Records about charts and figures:
--

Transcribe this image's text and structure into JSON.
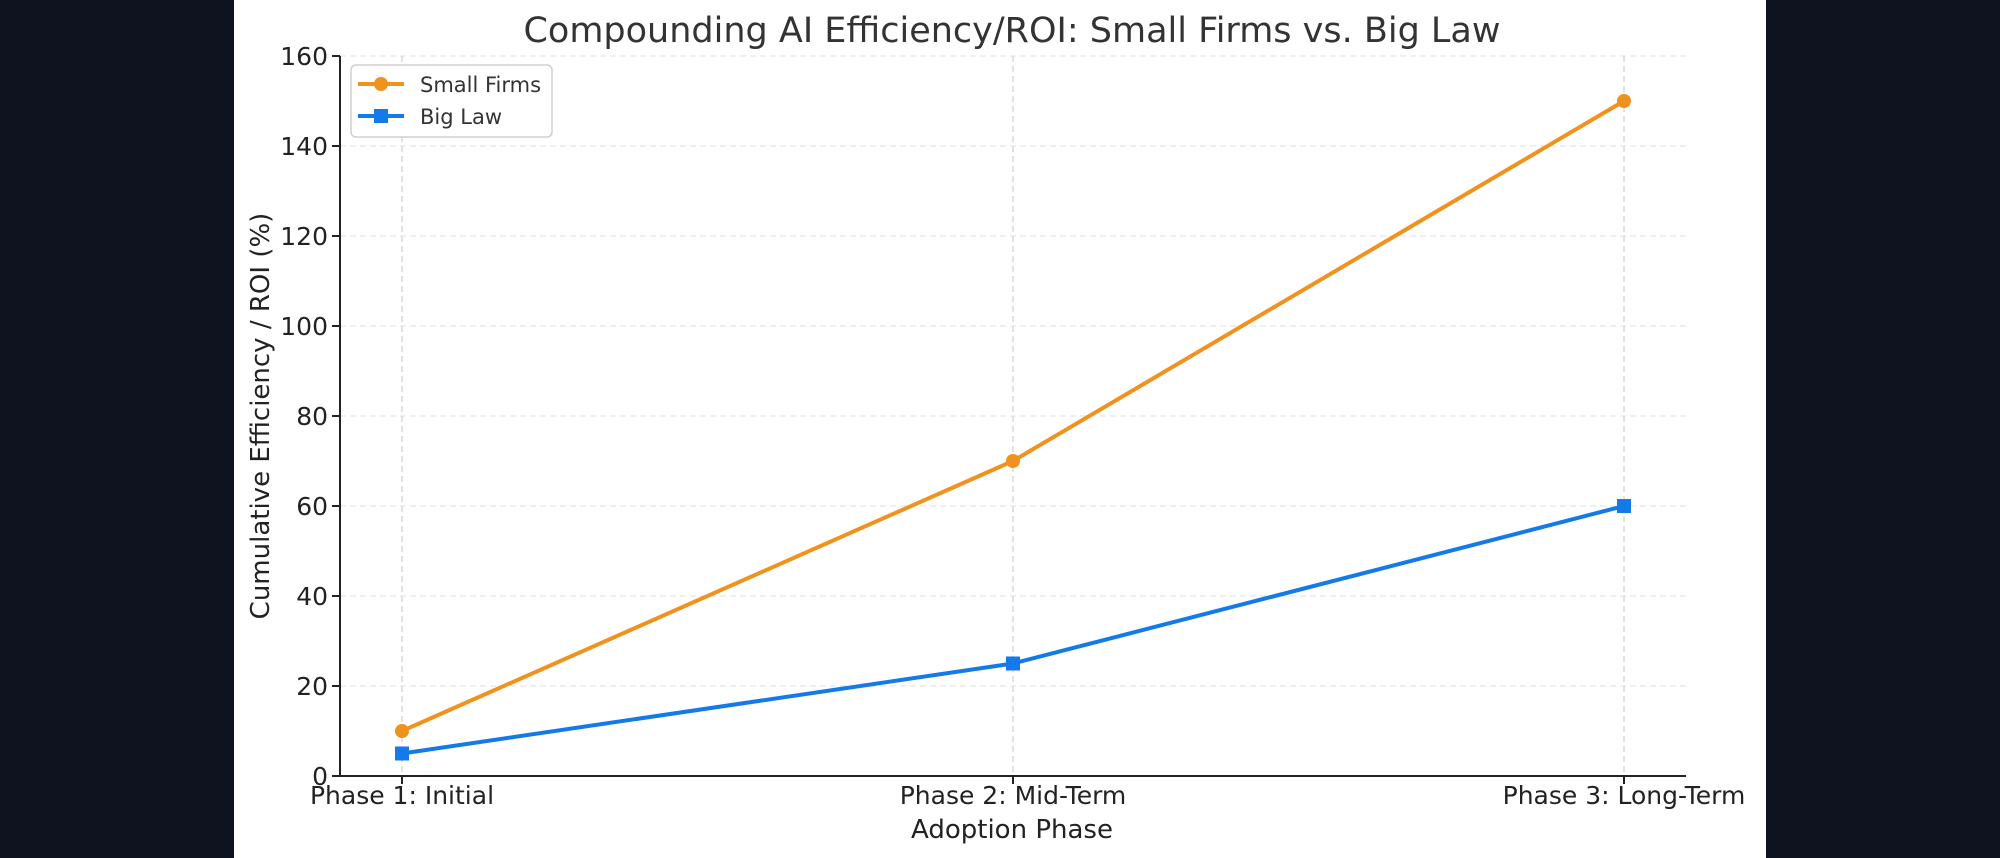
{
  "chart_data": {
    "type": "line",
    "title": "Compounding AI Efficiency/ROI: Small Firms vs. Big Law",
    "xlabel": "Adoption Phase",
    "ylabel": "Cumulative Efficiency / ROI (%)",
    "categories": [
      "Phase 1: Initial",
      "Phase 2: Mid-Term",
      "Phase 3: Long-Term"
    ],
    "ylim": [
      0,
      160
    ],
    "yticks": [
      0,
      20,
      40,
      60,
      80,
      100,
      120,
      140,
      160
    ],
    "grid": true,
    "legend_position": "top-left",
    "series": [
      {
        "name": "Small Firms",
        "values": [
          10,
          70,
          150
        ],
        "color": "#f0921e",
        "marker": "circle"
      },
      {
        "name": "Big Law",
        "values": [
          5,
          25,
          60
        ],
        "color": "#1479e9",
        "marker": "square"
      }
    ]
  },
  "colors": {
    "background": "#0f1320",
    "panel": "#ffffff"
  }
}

--

Prompt »
What comes back should match the records exactly, minus any pictures.

Complete output »
Transcribe this image's text and structure into JSON.
{
  "chart_data": {
    "type": "line",
    "title": "Compounding AI Efficiency/ROI: Small Firms vs. Big Law",
    "xlabel": "Adoption Phase",
    "ylabel": "Cumulative Efficiency / ROI (%)",
    "categories": [
      "Phase 1: Initial",
      "Phase 2: Mid-Term",
      "Phase 3: Long-Term"
    ],
    "ylim": [
      0,
      160
    ],
    "yticks": [
      0,
      20,
      40,
      60,
      80,
      100,
      120,
      140,
      160
    ],
    "grid": true,
    "legend_position": "top-left",
    "series": [
      {
        "name": "Small Firms",
        "values": [
          10,
          70,
          150
        ],
        "color": "#f0921e",
        "marker": "circle"
      },
      {
        "name": "Big Law",
        "values": [
          5,
          25,
          60
        ],
        "color": "#1479e9",
        "marker": "square"
      }
    ]
  },
  "colors": {
    "background": "#0f1320",
    "panel": "#ffffff"
  }
}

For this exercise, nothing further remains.